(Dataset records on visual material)
______________________________
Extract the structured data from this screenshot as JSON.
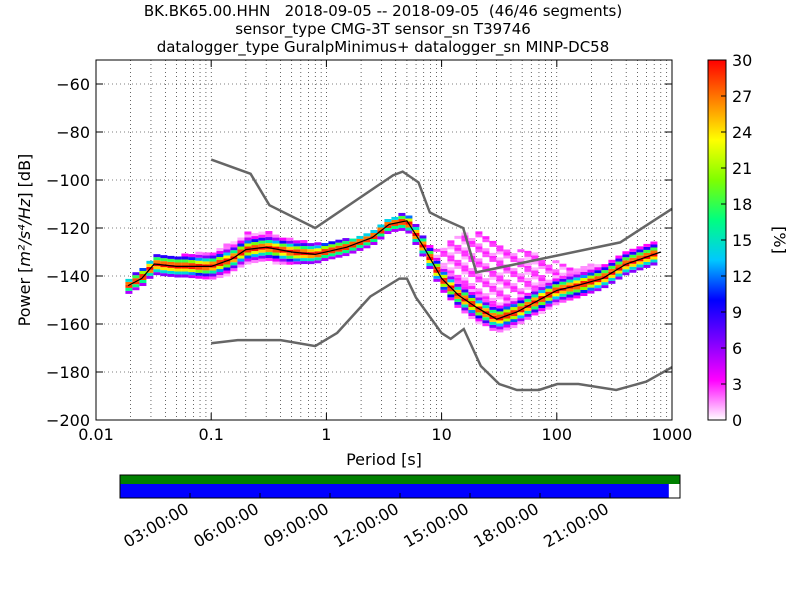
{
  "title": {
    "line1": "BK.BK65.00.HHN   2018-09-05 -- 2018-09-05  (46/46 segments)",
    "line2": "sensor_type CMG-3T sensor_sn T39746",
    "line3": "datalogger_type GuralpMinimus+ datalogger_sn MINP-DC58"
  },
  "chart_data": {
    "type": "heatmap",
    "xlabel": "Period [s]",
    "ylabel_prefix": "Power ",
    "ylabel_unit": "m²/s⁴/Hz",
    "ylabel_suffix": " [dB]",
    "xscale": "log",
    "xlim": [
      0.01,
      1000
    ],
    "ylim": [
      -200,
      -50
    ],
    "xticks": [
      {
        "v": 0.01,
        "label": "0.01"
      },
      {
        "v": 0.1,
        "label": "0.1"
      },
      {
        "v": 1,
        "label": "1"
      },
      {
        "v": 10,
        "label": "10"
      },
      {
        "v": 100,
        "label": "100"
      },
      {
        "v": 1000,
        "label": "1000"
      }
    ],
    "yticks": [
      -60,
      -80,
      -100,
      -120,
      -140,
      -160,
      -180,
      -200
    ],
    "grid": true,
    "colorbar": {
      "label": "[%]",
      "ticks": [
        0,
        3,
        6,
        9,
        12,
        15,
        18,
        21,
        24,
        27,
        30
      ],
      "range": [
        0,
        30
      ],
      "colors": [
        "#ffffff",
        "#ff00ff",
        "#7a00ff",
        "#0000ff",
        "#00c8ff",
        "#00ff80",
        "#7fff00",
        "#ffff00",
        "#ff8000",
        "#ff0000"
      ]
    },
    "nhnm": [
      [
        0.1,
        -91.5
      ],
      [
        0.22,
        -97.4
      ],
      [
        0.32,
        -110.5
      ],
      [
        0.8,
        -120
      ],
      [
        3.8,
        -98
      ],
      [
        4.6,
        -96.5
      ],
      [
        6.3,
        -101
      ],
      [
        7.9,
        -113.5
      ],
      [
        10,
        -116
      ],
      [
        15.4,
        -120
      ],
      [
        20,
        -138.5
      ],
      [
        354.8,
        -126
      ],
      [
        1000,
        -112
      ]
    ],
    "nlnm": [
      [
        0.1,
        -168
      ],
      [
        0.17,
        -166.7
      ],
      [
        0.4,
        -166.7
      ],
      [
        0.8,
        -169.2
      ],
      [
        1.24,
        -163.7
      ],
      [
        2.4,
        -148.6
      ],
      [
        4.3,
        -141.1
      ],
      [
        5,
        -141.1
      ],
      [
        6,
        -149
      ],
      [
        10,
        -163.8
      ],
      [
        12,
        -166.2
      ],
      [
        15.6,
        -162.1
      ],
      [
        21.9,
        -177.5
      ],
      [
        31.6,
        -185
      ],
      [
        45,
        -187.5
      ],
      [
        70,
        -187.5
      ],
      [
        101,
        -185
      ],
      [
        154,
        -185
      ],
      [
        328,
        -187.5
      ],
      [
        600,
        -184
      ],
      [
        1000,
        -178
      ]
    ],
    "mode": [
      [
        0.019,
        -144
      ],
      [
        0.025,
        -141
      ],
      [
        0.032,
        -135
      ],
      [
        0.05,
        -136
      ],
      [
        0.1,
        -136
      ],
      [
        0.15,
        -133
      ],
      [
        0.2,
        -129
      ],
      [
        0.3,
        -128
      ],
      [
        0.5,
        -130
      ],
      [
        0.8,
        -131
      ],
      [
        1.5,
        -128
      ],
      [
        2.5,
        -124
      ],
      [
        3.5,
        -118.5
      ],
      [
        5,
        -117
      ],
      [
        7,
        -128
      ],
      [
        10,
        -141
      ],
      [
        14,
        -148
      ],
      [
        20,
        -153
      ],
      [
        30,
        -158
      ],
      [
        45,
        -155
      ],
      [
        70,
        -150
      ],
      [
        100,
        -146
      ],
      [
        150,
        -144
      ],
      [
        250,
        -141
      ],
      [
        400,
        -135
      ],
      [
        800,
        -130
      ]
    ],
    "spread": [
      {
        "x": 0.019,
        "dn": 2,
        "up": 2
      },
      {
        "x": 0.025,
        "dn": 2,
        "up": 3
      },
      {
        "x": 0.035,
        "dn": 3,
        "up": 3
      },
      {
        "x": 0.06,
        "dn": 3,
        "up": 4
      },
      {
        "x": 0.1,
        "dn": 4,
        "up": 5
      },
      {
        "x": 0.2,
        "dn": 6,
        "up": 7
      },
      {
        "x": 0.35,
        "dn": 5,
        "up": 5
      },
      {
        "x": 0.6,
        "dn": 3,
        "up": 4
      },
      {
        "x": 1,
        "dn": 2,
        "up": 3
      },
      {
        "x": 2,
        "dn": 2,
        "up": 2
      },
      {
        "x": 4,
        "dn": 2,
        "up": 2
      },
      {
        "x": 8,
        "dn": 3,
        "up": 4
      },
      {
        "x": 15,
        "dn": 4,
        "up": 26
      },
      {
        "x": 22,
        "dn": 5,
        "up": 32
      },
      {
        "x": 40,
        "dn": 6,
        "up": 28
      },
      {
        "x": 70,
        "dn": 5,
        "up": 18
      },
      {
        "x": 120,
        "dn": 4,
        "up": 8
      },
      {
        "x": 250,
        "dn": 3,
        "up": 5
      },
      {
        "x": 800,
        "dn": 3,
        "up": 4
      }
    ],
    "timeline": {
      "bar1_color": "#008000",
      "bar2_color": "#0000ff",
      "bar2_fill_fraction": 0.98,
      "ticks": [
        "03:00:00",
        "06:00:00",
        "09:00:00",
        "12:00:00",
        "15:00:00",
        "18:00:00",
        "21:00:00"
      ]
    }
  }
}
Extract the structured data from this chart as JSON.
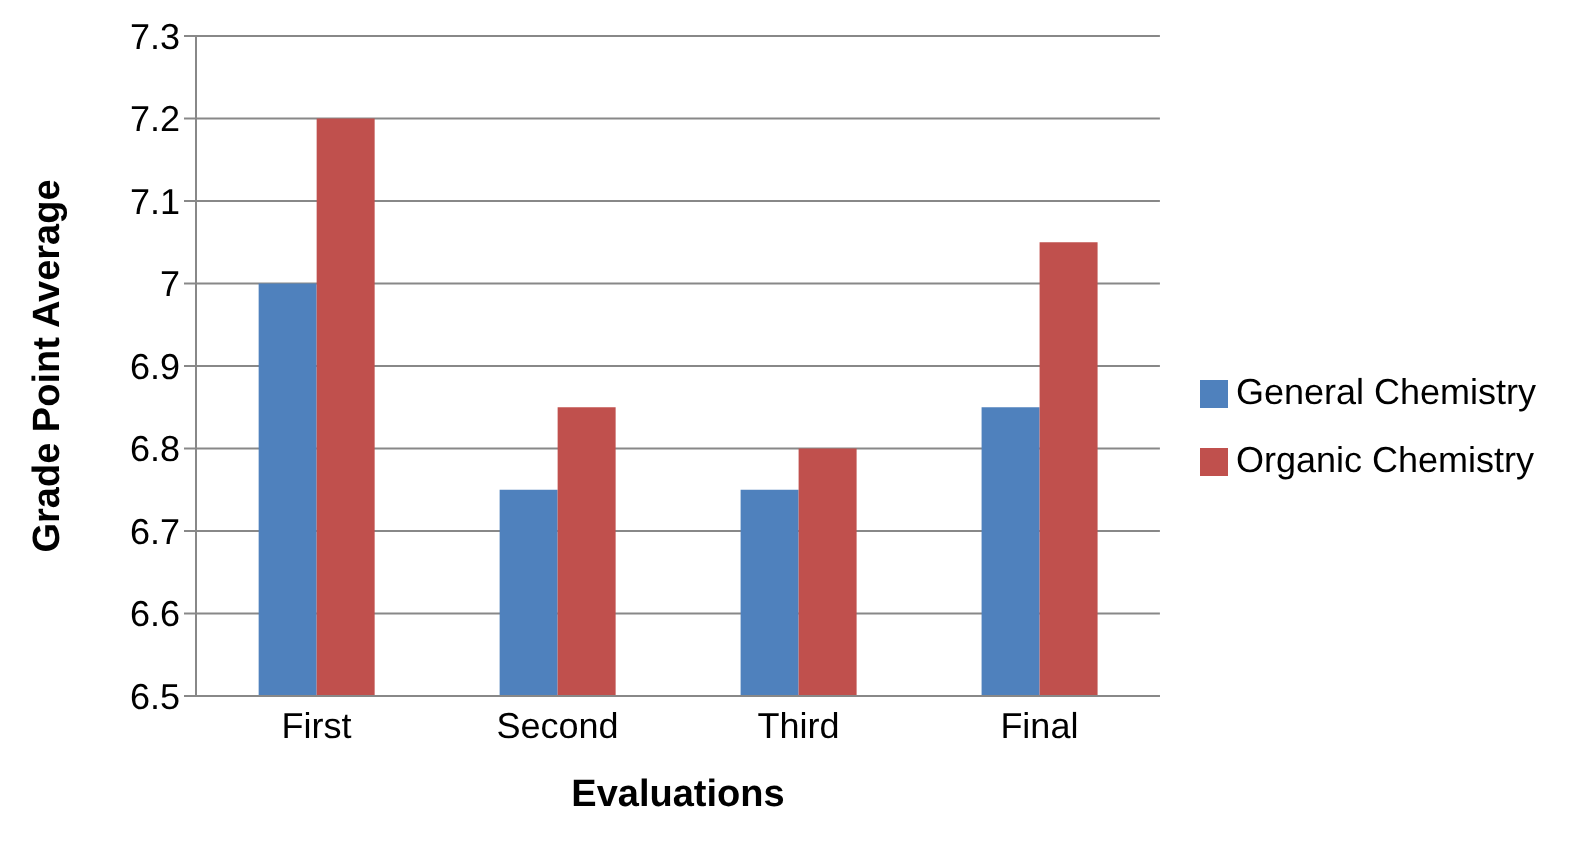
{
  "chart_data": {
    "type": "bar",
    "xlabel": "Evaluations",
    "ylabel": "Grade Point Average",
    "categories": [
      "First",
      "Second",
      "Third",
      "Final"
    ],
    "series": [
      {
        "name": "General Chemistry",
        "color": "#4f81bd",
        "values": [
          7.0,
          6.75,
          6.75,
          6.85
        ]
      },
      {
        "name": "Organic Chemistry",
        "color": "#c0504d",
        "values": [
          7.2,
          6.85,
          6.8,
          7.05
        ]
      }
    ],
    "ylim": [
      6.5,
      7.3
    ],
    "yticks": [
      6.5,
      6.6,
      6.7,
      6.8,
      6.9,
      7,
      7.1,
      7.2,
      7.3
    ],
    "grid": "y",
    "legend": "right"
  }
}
______________________________
(PROBLEM STATEMENT) Reply with one number only: the count of lines in the entries that contain "structured".

(SOLUTION BELOW) 2